-- BEGIN Dataset excerpts --
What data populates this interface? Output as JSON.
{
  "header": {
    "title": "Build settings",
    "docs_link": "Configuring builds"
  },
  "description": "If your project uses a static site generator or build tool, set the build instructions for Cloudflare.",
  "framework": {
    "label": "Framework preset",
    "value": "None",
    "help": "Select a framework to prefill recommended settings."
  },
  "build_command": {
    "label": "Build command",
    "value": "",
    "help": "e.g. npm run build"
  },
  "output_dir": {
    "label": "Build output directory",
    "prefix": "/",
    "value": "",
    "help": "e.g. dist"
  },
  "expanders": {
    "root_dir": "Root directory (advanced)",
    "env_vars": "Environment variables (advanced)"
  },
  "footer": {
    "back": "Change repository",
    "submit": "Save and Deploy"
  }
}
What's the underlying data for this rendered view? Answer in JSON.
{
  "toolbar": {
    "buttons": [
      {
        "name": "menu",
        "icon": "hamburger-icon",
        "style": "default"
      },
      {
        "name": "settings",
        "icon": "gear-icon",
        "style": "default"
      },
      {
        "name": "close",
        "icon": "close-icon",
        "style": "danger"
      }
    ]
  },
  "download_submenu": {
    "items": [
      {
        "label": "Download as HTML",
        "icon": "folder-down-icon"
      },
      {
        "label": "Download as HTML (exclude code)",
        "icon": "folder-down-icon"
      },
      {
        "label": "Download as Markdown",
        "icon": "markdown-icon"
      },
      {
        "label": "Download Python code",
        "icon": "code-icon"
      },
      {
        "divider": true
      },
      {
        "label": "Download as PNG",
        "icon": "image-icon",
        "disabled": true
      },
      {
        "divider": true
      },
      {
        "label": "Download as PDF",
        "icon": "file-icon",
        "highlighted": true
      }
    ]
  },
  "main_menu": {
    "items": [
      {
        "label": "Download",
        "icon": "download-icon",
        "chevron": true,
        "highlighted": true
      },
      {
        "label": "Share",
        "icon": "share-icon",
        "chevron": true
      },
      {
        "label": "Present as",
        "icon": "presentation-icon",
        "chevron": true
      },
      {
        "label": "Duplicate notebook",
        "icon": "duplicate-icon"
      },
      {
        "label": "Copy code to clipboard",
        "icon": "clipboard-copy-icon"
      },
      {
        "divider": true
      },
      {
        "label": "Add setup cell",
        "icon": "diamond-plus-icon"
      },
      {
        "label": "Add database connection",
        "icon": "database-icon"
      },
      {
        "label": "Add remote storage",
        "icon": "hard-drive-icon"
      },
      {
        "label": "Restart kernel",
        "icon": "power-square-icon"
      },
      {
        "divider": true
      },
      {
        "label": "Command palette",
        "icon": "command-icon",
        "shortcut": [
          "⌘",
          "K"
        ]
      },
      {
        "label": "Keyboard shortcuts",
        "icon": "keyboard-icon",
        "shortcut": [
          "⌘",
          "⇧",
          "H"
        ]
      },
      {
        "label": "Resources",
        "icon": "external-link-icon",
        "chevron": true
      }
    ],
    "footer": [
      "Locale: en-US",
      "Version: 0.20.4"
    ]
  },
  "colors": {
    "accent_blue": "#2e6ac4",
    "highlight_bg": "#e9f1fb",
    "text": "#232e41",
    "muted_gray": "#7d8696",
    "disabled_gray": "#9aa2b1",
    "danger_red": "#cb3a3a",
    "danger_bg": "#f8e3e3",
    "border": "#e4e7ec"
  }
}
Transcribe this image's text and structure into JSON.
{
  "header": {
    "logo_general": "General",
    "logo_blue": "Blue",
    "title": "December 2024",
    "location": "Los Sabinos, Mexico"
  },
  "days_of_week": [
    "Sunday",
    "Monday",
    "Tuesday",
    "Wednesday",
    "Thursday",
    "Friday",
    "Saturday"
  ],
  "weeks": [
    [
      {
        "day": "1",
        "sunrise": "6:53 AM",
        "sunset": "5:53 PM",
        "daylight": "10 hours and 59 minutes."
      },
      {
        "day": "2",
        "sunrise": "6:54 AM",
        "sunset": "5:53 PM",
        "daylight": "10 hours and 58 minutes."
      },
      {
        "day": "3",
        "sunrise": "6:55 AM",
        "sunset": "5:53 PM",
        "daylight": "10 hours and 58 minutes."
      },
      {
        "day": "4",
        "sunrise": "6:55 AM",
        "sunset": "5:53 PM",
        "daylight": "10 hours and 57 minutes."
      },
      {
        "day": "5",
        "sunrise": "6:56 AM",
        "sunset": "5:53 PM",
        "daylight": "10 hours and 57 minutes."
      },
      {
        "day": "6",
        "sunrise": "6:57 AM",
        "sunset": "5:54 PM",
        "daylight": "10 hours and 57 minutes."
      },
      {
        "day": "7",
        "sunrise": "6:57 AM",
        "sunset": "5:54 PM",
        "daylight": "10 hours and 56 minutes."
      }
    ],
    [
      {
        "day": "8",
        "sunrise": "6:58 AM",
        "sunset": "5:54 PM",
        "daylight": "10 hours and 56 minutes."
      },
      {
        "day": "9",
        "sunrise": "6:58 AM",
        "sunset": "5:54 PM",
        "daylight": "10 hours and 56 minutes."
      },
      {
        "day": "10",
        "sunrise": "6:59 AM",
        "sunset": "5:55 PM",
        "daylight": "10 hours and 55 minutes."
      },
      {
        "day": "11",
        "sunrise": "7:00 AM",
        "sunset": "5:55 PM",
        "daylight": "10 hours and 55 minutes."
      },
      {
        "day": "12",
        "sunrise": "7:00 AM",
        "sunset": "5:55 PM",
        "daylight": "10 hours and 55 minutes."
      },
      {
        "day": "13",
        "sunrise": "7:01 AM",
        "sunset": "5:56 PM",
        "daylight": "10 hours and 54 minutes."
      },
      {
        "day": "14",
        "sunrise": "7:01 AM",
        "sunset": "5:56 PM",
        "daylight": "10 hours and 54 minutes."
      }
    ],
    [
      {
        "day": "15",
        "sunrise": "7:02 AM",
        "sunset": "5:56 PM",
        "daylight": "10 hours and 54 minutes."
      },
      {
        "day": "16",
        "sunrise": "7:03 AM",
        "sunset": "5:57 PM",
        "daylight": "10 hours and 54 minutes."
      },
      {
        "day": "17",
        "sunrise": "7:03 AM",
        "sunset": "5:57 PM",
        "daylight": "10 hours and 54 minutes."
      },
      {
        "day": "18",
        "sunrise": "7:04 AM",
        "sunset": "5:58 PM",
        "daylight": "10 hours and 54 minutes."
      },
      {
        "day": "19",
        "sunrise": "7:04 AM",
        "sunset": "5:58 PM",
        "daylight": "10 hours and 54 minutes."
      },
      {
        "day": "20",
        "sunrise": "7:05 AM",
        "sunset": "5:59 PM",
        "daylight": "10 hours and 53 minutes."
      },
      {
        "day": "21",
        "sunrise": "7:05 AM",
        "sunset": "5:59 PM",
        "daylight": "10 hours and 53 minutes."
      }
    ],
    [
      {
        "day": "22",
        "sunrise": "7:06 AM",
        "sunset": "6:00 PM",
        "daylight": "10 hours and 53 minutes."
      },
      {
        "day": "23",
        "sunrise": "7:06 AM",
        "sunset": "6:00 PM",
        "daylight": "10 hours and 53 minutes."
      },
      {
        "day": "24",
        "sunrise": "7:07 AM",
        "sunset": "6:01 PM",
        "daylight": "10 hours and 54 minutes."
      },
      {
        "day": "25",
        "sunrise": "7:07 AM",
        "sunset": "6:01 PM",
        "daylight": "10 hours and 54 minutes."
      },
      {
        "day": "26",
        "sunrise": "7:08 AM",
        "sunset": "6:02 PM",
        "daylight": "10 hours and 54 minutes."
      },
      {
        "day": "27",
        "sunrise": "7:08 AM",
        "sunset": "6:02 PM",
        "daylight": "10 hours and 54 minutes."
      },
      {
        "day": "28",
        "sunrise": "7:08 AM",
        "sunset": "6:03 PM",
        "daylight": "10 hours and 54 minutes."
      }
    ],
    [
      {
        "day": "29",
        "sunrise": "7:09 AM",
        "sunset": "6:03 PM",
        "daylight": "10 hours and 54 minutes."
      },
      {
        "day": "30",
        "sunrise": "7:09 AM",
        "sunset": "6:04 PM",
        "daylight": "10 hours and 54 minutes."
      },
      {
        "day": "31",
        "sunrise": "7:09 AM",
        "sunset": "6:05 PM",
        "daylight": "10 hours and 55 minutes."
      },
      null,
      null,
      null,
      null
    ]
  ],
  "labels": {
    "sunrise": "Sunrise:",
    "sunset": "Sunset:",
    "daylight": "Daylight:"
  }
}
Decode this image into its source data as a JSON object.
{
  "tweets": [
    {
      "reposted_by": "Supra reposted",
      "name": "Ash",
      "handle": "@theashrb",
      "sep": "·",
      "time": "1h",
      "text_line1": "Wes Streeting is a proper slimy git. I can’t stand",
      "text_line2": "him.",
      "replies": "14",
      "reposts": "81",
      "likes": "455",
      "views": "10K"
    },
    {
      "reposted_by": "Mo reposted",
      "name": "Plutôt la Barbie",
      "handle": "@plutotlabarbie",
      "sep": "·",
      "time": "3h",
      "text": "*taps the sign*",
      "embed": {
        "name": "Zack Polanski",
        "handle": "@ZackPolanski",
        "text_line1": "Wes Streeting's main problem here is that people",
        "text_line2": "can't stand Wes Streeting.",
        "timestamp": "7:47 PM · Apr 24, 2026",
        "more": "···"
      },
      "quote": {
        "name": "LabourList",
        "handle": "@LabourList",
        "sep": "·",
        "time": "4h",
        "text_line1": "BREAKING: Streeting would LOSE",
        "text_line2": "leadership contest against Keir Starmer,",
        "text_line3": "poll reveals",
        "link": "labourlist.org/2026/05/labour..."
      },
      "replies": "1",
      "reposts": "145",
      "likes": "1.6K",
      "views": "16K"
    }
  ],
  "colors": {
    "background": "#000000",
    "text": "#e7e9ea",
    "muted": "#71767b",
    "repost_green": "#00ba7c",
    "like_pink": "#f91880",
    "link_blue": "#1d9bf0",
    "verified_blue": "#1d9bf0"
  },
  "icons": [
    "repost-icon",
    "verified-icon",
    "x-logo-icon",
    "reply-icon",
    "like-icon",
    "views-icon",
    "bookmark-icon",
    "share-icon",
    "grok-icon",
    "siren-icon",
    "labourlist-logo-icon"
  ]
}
-- END Dataset excerpts --
■ **Directive**
From the entries, copy out each line containing the word "image".

■ **Task output**
        "icon": "image-icon",
Transcribe this image's text and structure into JSON.
Decode this image into its source data as a JSON object.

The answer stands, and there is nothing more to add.